→ DIRECTIONS FOR THIS TASK: Your task is to copy each line that has the word "remove".

Stored entries:
........

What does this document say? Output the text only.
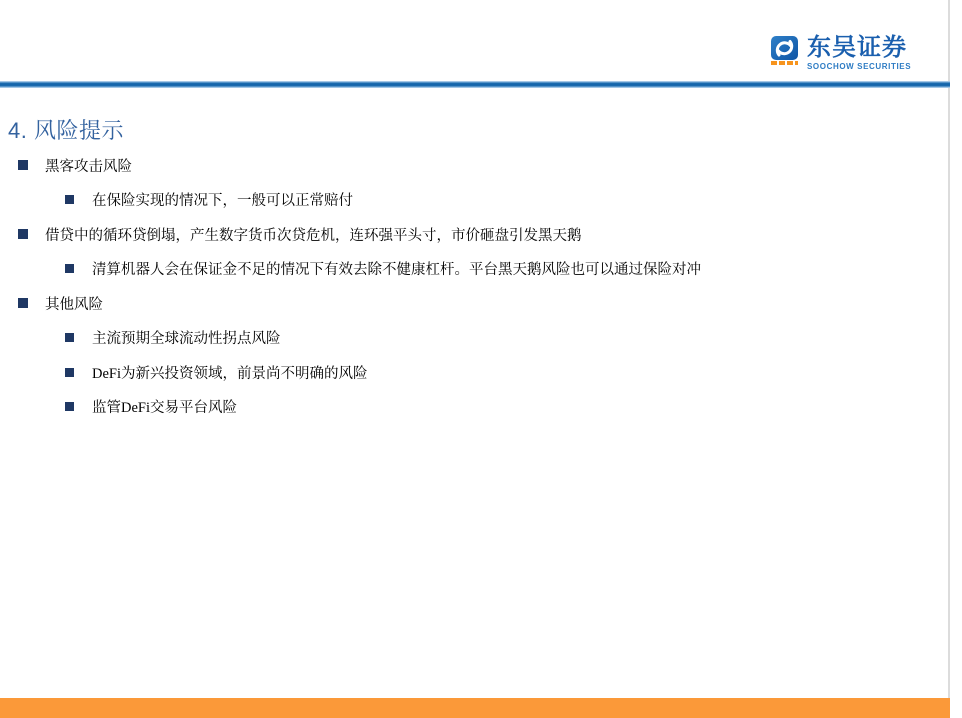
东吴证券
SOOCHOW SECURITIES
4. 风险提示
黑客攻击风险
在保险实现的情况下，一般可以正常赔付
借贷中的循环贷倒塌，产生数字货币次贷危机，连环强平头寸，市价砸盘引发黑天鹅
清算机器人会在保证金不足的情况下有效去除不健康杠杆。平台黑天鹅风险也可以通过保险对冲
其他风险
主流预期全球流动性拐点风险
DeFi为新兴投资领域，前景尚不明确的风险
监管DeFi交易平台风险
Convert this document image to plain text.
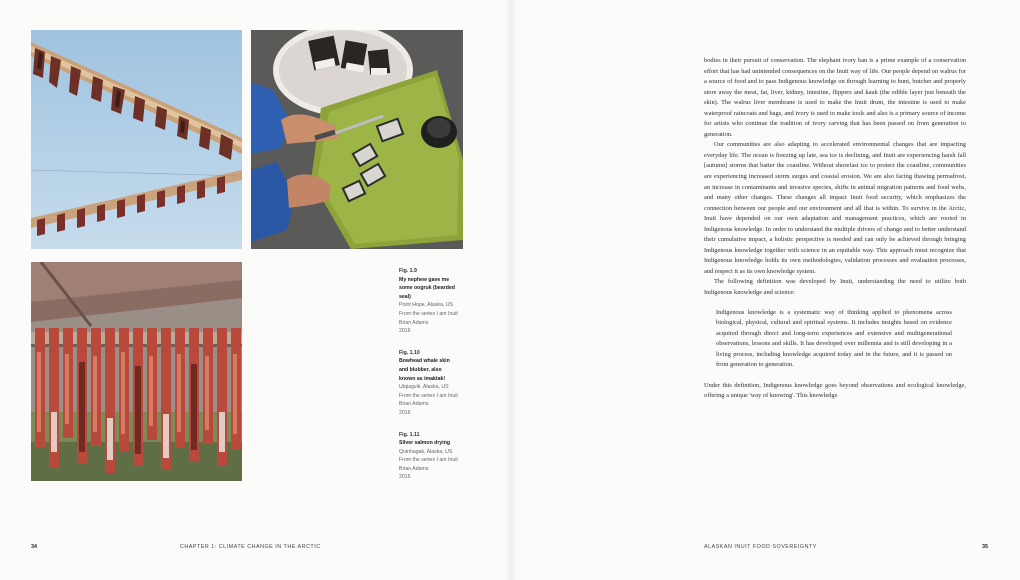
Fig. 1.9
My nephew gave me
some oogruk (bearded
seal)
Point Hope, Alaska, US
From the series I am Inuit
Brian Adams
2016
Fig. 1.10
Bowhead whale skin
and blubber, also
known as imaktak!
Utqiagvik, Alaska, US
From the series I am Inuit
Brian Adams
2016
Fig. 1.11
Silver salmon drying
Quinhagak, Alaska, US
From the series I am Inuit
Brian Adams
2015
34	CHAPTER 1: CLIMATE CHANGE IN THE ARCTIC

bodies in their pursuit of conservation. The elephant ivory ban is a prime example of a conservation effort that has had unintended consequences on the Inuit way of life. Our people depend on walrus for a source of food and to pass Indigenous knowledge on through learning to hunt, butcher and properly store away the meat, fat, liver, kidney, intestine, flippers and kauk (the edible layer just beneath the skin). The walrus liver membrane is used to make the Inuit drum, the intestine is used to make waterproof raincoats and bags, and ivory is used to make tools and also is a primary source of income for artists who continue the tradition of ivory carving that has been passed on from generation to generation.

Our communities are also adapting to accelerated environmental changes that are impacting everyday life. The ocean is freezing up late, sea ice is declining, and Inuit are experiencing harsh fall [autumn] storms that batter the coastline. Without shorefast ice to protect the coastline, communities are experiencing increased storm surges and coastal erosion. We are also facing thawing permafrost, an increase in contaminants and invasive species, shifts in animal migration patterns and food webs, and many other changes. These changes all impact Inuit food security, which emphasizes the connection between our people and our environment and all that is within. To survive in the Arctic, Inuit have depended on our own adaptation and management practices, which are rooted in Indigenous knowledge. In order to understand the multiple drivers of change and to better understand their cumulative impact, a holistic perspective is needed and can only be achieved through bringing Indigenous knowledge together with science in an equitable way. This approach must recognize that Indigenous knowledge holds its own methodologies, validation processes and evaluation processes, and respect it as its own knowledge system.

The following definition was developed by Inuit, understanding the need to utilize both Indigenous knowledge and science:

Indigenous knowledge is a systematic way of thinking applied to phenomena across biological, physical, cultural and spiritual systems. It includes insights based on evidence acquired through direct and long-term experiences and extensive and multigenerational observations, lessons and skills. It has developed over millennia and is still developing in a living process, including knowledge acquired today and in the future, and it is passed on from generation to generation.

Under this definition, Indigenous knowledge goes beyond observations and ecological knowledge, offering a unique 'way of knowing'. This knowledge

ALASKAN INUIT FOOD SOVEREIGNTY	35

........

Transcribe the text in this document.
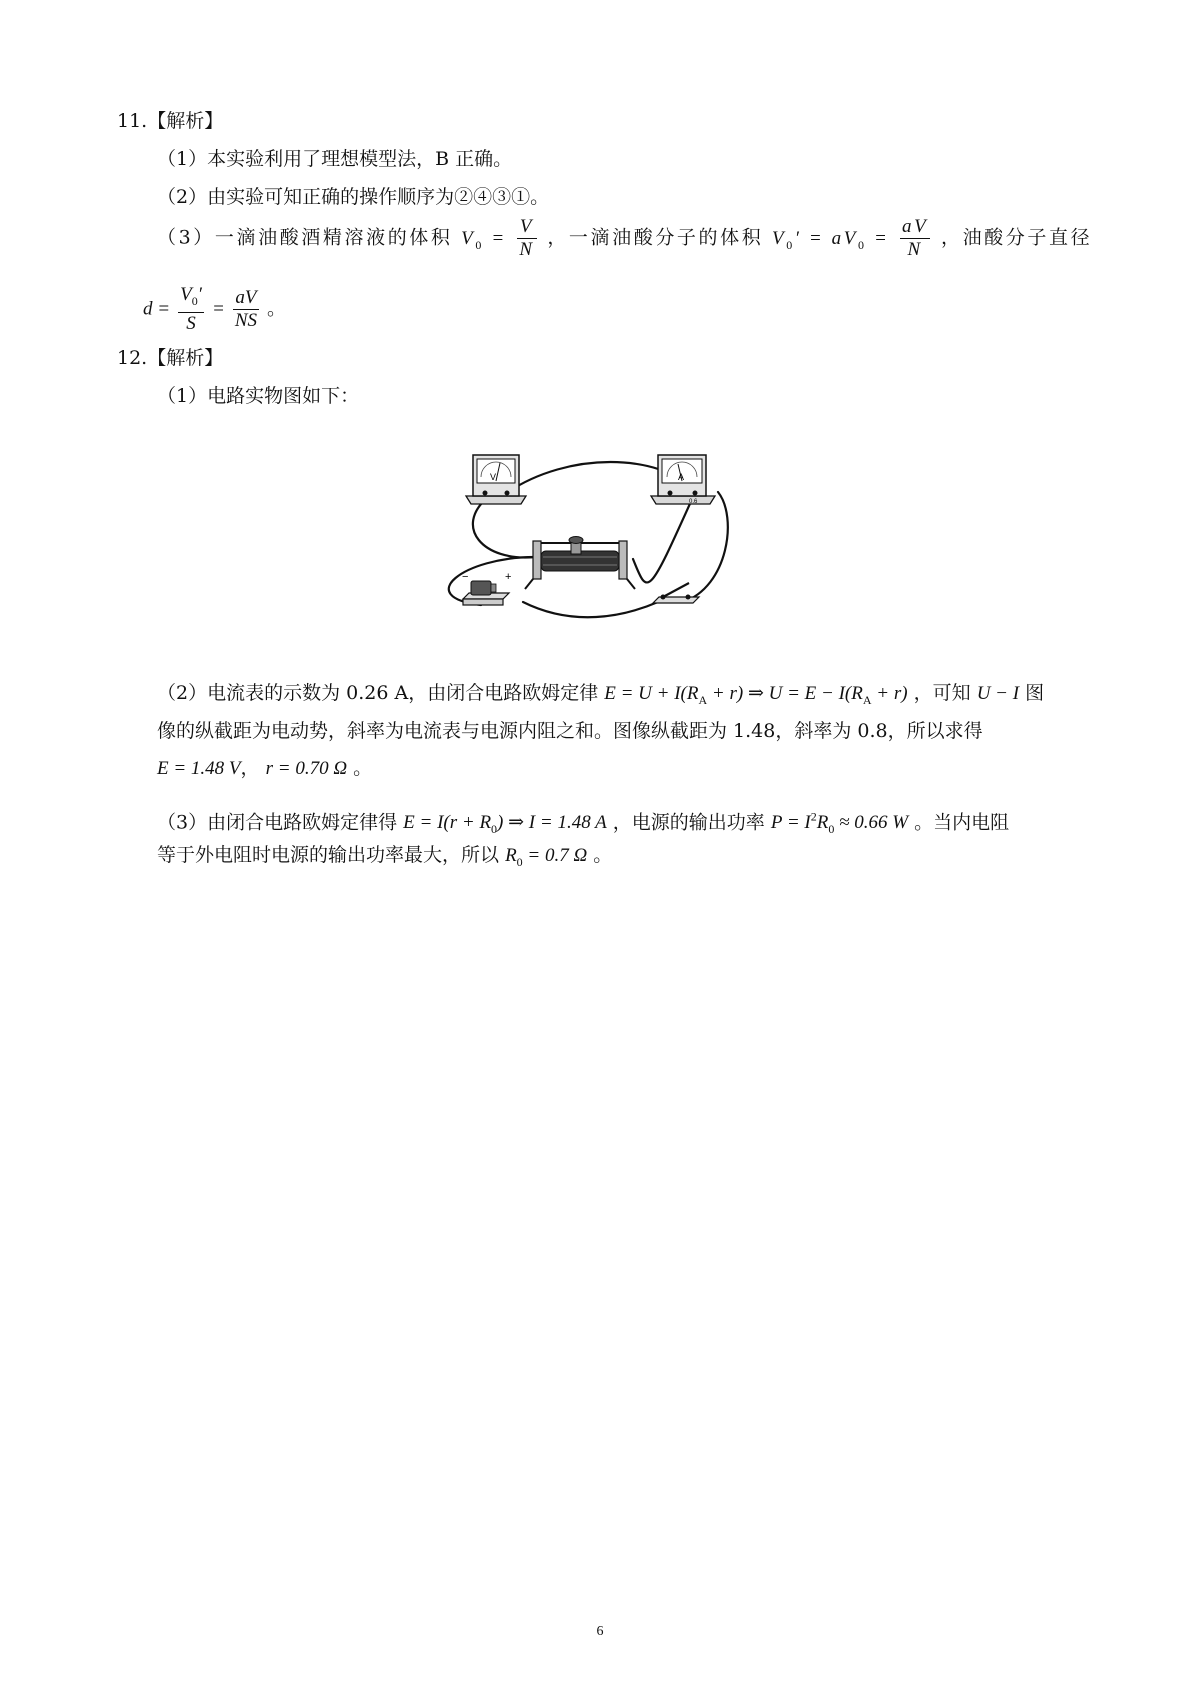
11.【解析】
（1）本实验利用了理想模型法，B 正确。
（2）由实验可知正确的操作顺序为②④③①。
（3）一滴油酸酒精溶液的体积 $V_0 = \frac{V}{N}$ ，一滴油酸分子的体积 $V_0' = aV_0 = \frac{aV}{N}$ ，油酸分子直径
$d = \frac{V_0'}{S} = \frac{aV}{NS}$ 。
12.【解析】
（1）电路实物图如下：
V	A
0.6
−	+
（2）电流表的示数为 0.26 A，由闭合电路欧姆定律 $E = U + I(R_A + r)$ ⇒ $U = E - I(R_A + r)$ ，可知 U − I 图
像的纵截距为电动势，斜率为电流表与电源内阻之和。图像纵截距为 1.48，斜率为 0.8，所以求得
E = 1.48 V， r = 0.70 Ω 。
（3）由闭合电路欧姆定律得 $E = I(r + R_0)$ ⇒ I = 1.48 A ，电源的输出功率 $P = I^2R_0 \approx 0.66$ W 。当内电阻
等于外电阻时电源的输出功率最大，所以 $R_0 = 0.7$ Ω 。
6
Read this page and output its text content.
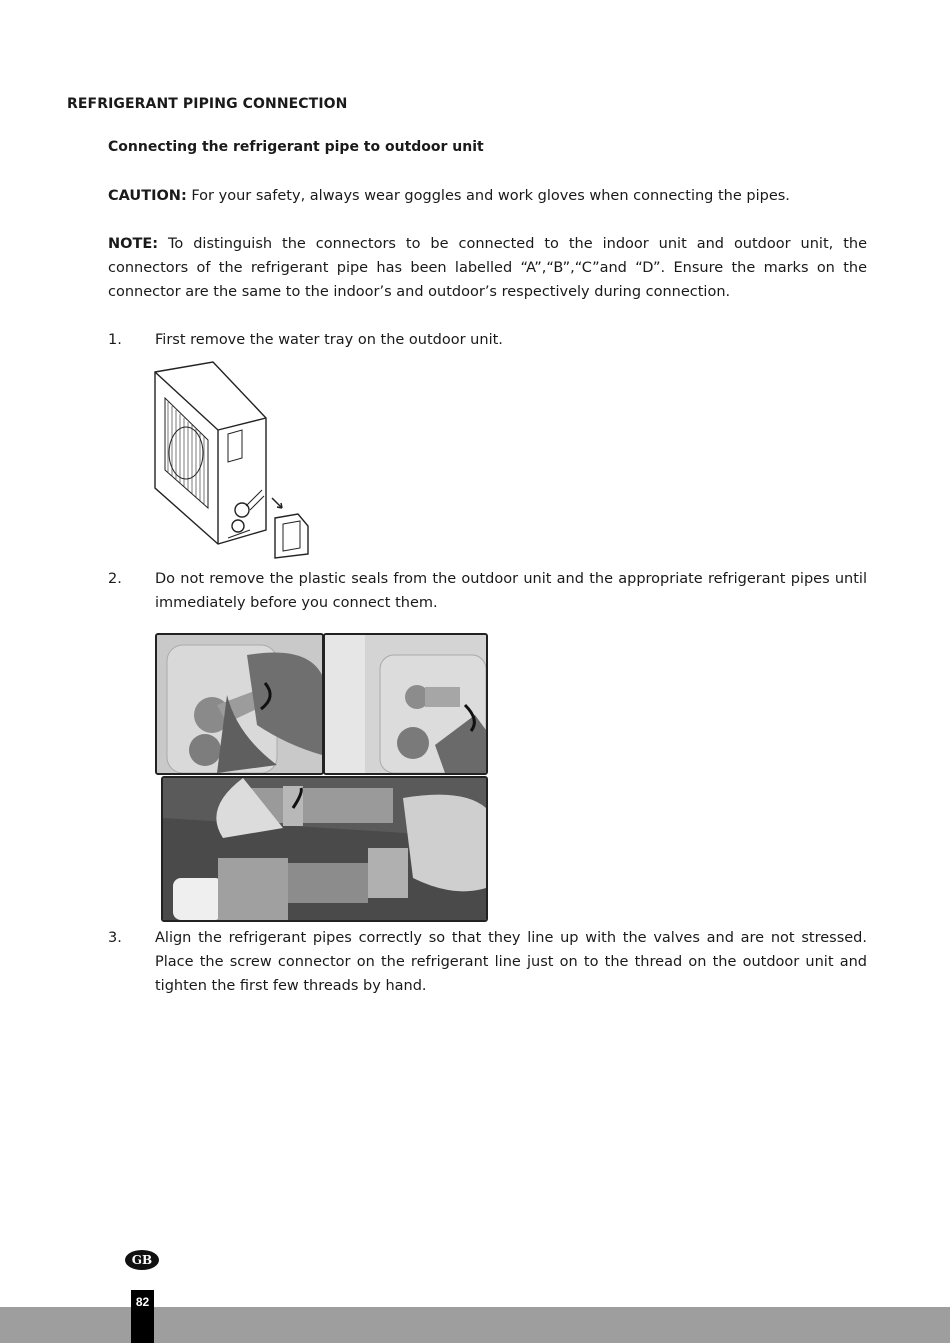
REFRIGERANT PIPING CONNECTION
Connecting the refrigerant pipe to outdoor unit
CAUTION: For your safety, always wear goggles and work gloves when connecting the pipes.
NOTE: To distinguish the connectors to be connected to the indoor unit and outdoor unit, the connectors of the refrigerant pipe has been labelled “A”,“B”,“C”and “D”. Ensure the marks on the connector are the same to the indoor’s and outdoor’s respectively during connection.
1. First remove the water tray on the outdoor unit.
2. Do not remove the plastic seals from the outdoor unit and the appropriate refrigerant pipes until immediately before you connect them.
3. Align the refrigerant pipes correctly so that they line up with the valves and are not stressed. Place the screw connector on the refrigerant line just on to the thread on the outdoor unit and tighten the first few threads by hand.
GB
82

........

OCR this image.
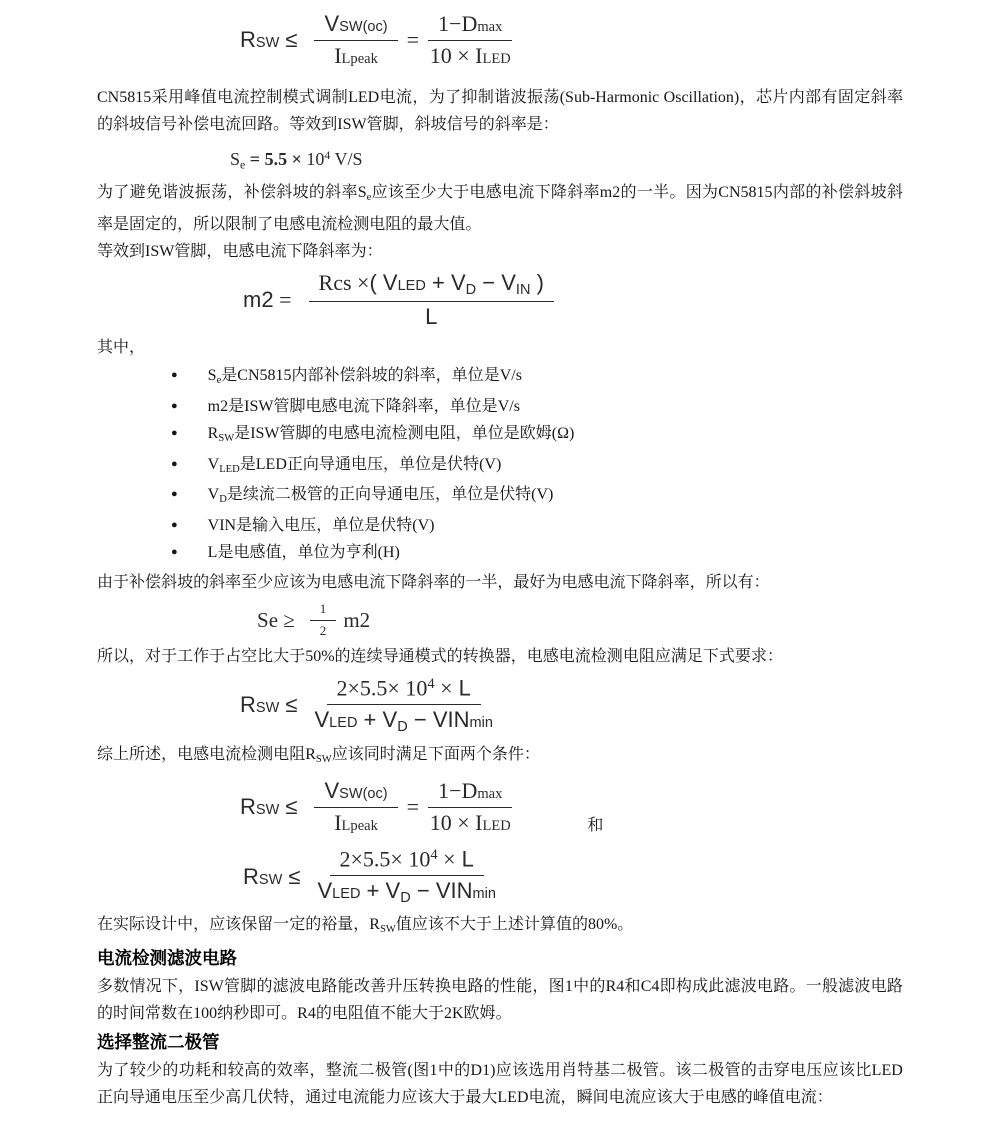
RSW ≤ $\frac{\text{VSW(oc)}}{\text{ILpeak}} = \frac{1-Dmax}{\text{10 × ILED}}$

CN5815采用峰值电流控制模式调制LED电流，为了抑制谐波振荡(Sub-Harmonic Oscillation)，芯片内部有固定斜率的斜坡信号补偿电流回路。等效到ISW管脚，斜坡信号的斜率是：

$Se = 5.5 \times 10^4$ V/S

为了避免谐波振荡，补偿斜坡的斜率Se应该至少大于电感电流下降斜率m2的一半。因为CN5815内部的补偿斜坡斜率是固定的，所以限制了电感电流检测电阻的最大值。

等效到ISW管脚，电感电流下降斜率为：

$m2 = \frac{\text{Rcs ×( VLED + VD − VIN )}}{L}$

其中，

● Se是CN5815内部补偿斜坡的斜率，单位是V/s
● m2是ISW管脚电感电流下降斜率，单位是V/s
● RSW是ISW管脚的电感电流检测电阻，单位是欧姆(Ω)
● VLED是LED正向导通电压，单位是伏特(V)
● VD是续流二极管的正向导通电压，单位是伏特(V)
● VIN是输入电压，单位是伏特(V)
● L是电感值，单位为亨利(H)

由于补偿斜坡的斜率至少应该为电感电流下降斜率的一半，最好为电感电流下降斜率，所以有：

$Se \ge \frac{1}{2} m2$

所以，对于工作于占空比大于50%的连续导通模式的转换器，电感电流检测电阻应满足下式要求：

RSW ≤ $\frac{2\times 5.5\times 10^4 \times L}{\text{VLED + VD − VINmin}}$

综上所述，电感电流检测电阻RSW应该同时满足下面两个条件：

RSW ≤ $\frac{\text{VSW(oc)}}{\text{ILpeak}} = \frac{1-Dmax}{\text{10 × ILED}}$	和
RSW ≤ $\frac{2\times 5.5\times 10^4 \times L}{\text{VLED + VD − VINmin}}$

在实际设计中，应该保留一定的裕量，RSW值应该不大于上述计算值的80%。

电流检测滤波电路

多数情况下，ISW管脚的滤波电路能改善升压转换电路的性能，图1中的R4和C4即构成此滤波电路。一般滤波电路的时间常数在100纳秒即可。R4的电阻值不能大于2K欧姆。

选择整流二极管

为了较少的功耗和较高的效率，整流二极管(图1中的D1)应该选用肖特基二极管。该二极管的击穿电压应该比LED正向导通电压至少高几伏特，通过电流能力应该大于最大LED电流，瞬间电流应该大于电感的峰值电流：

........

→ WRITTEN SOLUTION:
1. First remove the water tray on the outdoor unit.
2. Do not remove the plastic seals from the outdoor unit and the appropriate refrigerant pipes until immediately before you connect them.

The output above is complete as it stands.